EXERCISE DESCRIPTION ▸ Exactly as written, please set down all of the entries again, with no pictures.

————————

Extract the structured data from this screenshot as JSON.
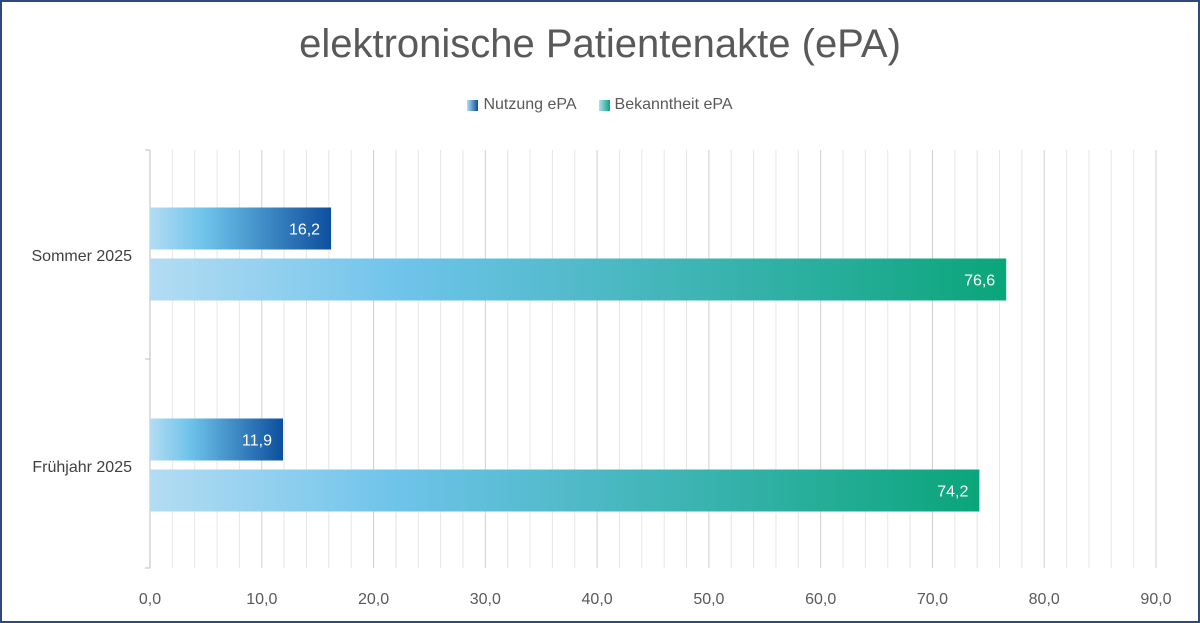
{
  "chart_data": {
    "type": "bar",
    "orientation": "horizontal",
    "title": "elektronische Patientenakte (ePA)",
    "categories": [
      "Sommer 2025",
      "Frühjahr 2025"
    ],
    "series": [
      {
        "name": "Nutzung ePA",
        "values": [
          16.2,
          11.9
        ],
        "labels": [
          "16,2",
          "11,9"
        ],
        "color_start": "#b3dcf3",
        "color_end": "#0d4f9e"
      },
      {
        "name": "Bekanntheit ePA",
        "values": [
          76.6,
          74.2
        ],
        "labels": [
          "76,6",
          "74,2"
        ],
        "color_start": "#b3dcf3",
        "color_end": "#0aa57a"
      }
    ],
    "xlim": [
      0,
      90
    ],
    "x_ticks": [
      "0,0",
      "10,0",
      "20,0",
      "30,0",
      "40,0",
      "50,0",
      "60,0",
      "70,0",
      "80,0",
      "90,0"
    ],
    "grid": true,
    "legend_position": "top"
  }
}
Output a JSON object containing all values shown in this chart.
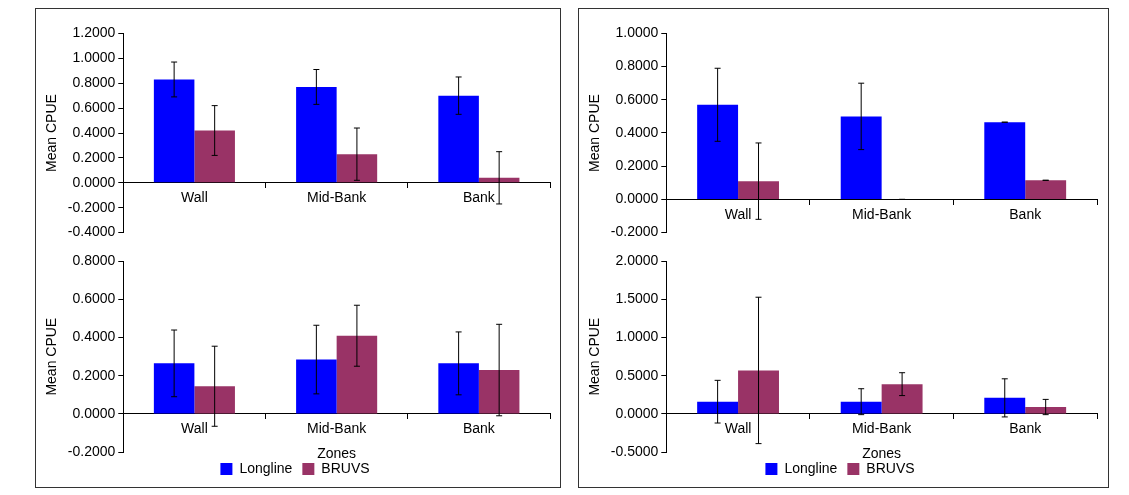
{
  "chart_data": [
    {
      "type": "bar",
      "categories": [
        "Wall",
        "Mid-Bank",
        "Bank"
      ],
      "ylabel": "Mean CPUE",
      "grid": false,
      "legend": false,
      "ylim": [
        -0.4,
        1.2
      ],
      "yticks": [
        {
          "value": -0.4,
          "label": "-0.4000"
        },
        {
          "value": -0.2,
          "label": "-0.2000"
        },
        {
          "value": 0,
          "label": "0.0000"
        },
        {
          "value": 0.2,
          "label": "0.2000"
        },
        {
          "value": 0.4,
          "label": "0.4000"
        },
        {
          "value": 0.6,
          "label": "0.6000"
        },
        {
          "value": 0.8,
          "label": "0.8000"
        },
        {
          "value": 1,
          "label": "1.0000"
        },
        {
          "value": 1.2,
          "label": "1.2000"
        }
      ],
      "series": [
        {
          "color": "#0000ff",
          "values": [
            0.83,
            0.77,
            0.7
          ],
          "errors": [
            0.14,
            0.14,
            0.15
          ]
        },
        {
          "color": "#993366",
          "values": [
            0.42,
            0.23,
            0.04
          ],
          "errors": [
            0.2,
            0.21,
            0.21
          ]
        }
      ]
    },
    {
      "type": "bar",
      "categories": [
        "Wall",
        "Mid-Bank",
        "Bank"
      ],
      "ylabel": "Mean CPUE",
      "grid": false,
      "legend": false,
      "ylim": [
        -0.2,
        1.0
      ],
      "yticks": [
        {
          "value": -0.2,
          "label": "-0.2000"
        },
        {
          "value": 0,
          "label": "0.0000"
        },
        {
          "value": 0.2,
          "label": "0.2000"
        },
        {
          "value": 0.4,
          "label": "0.4000"
        },
        {
          "value": 0.6,
          "label": "0.6000"
        },
        {
          "value": 0.8,
          "label": "0.8000"
        },
        {
          "value": 1,
          "label": "1.0000"
        }
      ],
      "series": [
        {
          "color": "#0000ff",
          "values": [
            0.57,
            0.5,
            0.465
          ],
          "errors": [
            0.22,
            0.2,
            0
          ]
        },
        {
          "color": "#993366",
          "values": [
            0.11,
            0,
            0.115
          ],
          "errors": [
            0.23,
            0,
            0
          ]
        }
      ]
    },
    {
      "type": "bar",
      "categories": [
        "Wall",
        "Mid-Bank",
        "Bank"
      ],
      "ylabel": "Mean CPUE",
      "xlabel": "Zones",
      "grid": false,
      "legend": "bottom",
      "ylim": [
        -0.2,
        0.8
      ],
      "yticks": [
        {
          "value": -0.2,
          "label": "-0.2000"
        },
        {
          "value": 0,
          "label": "0.0000"
        },
        {
          "value": 0.2,
          "label": "0.2000"
        },
        {
          "value": 0.4,
          "label": "0.4000"
        },
        {
          "value": 0.6,
          "label": "0.6000"
        },
        {
          "value": 0.8,
          "label": "0.8000"
        }
      ],
      "series": [
        {
          "name": "Longline",
          "color": "#0000ff",
          "values": [
            0.265,
            0.285,
            0.265
          ],
          "errors": [
            0.175,
            0.18,
            0.165
          ]
        },
        {
          "name": "BRUVS",
          "color": "#993366",
          "values": [
            0.145,
            0.41,
            0.23
          ],
          "errors": [
            0.21,
            0.16,
            0.24
          ]
        }
      ]
    },
    {
      "type": "bar",
      "categories": [
        "Wall",
        "Mid-Bank",
        "Bank"
      ],
      "ylabel": "Mean CPUE",
      "xlabel": "Zones",
      "grid": false,
      "legend": "bottom",
      "ylim": [
        -0.5,
        2.0
      ],
      "yticks": [
        {
          "value": -0.5,
          "label": "-0.5000"
        },
        {
          "value": 0,
          "label": "0.0000"
        },
        {
          "value": 0.5,
          "label": "0.5000"
        },
        {
          "value": 1,
          "label": "1.0000"
        },
        {
          "value": 1.5,
          "label": "1.5000"
        },
        {
          "value": 2,
          "label": "2.0000"
        }
      ],
      "series": [
        {
          "name": "Longline",
          "color": "#0000ff",
          "values": [
            0.16,
            0.16,
            0.21
          ],
          "errors": [
            0.28,
            0.17,
            0.25
          ]
        },
        {
          "name": "BRUVS",
          "color": "#993366",
          "values": [
            0.57,
            0.39,
            0.09
          ],
          "errors": [
            0.96,
            0.15,
            0.1
          ]
        }
      ]
    }
  ]
}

————————

WORKED SOLUTION ▸
Extract the structured data from this screenshot as JSON.
{
  "chart_data": {
    "type": "bar",
    "orientation": "horizontal",
    "title": "elektronische Patientenakte (ePA)",
    "categories": [
      "Sommer 2025",
      "Frühjahr 2025"
    ],
    "series": [
      {
        "name": "Nutzung ePA",
        "values": [
          16.2,
          11.9
        ],
        "labels": [
          "16,2",
          "11,9"
        ],
        "color_start": "#b3dcf3",
        "color_end": "#0d4f9e"
      },
      {
        "name": "Bekanntheit ePA",
        "values": [
          76.6,
          74.2
        ],
        "labels": [
          "76,6",
          "74,2"
        ],
        "color_start": "#b3dcf3",
        "color_end": "#0aa57a"
      }
    ],
    "xlim": [
      0,
      90
    ],
    "x_ticks": [
      "0,0",
      "10,0",
      "20,0",
      "30,0",
      "40,0",
      "50,0",
      "60,0",
      "70,0",
      "80,0",
      "90,0"
    ],
    "grid": true,
    "legend_position": "top"
  }
}
Output a JSON object containing all values shown in this chart.
{
  "chart_data": [
    {
      "type": "bar",
      "categories": [
        "Wall",
        "Mid-Bank",
        "Bank"
      ],
      "ylabel": "Mean CPUE",
      "grid": false,
      "legend": false,
      "ylim": [
        -0.4,
        1.2
      ],
      "yticks": [
        {
          "value": -0.4,
          "label": "-0.4000"
        },
        {
          "value": -0.2,
          "label": "-0.2000"
        },
        {
          "value": 0,
          "label": "0.0000"
        },
        {
          "value": 0.2,
          "label": "0.2000"
        },
        {
          "value": 0.4,
          "label": "0.4000"
        },
        {
          "value": 0.6,
          "label": "0.6000"
        },
        {
          "value": 0.8,
          "label": "0.8000"
        },
        {
          "value": 1,
          "label": "1.0000"
        },
        {
          "value": 1.2,
          "label": "1.2000"
        }
      ],
      "series": [
        {
          "color": "#0000ff",
          "values": [
            0.83,
            0.77,
            0.7
          ],
          "errors": [
            0.14,
            0.14,
            0.15
          ]
        },
        {
          "color": "#993366",
          "values": [
            0.42,
            0.23,
            0.04
          ],
          "errors": [
            0.2,
            0.21,
            0.21
          ]
        }
      ]
    },
    {
      "type": "bar",
      "categories": [
        "Wall",
        "Mid-Bank",
        "Bank"
      ],
      "ylabel": "Mean CPUE",
      "grid": false,
      "legend": false,
      "ylim": [
        -0.2,
        1.0
      ],
      "yticks": [
        {
          "value": -0.2,
          "label": "-0.2000"
        },
        {
          "value": 0,
          "label": "0.0000"
        },
        {
          "value": 0.2,
          "label": "0.2000"
        },
        {
          "value": 0.4,
          "label": "0.4000"
        },
        {
          "value": 0.6,
          "label": "0.6000"
        },
        {
          "value": 0.8,
          "label": "0.8000"
        },
        {
          "value": 1,
          "label": "1.0000"
        }
      ],
      "series": [
        {
          "color": "#0000ff",
          "values": [
            0.57,
            0.5,
            0.465
          ],
          "errors": [
            0.22,
            0.2,
            0
          ]
        },
        {
          "color": "#993366",
          "values": [
            0.11,
            0,
            0.115
          ],
          "errors": [
            0.23,
            0,
            0
          ]
        }
      ]
    },
    {
      "type": "bar",
      "categories": [
        "Wall",
        "Mid-Bank",
        "Bank"
      ],
      "ylabel": "Mean CPUE",
      "xlabel": "Zones",
      "grid": false,
      "legend": "bottom",
      "ylim": [
        -0.2,
        0.8
      ],
      "yticks": [
        {
          "value": -0.2,
          "label": "-0.2000"
        },
        {
          "value": 0,
          "label": "0.0000"
        },
        {
          "value": 0.2,
          "label": "0.2000"
        },
        {
          "value": 0.4,
          "label": "0.4000"
        },
        {
          "value": 0.6,
          "label": "0.6000"
        },
        {
          "value": 0.8,
          "label": "0.8000"
        }
      ],
      "series": [
        {
          "name": "Longline",
          "color": "#0000ff",
          "values": [
            0.265,
            0.285,
            0.265
          ],
          "errors": [
            0.175,
            0.18,
            0.165
          ]
        },
        {
          "name": "BRUVS",
          "color": "#993366",
          "values": [
            0.145,
            0.41,
            0.23
          ],
          "errors": [
            0.21,
            0.16,
            0.24
          ]
        }
      ]
    },
    {
      "type": "bar",
      "categories": [
        "Wall",
        "Mid-Bank",
        "Bank"
      ],
      "ylabel": "Mean CPUE",
      "xlabel": "Zones",
      "grid": false,
      "legend": "bottom",
      "ylim": [
        -0.5,
        2.0
      ],
      "yticks": [
        {
          "value": -0.5,
          "label": "-0.5000"
        },
        {
          "value": 0,
          "label": "0.0000"
        },
        {
          "value": 0.5,
          "label": "0.5000"
        },
        {
          "value": 1,
          "label": "1.0000"
        },
        {
          "value": 1.5,
          "label": "1.5000"
        },
        {
          "value": 2,
          "label": "2.0000"
        }
      ],
      "series": [
        {
          "name": "Longline",
          "color": "#0000ff",
          "values": [
            0.16,
            0.16,
            0.21
          ],
          "errors": [
            0.28,
            0.17,
            0.25
          ]
        },
        {
          "name": "BRUVS",
          "color": "#993366",
          "values": [
            0.57,
            0.39,
            0.09
          ],
          "errors": [
            0.96,
            0.15,
            0.1
          ]
        }
      ]
    }
  ]
}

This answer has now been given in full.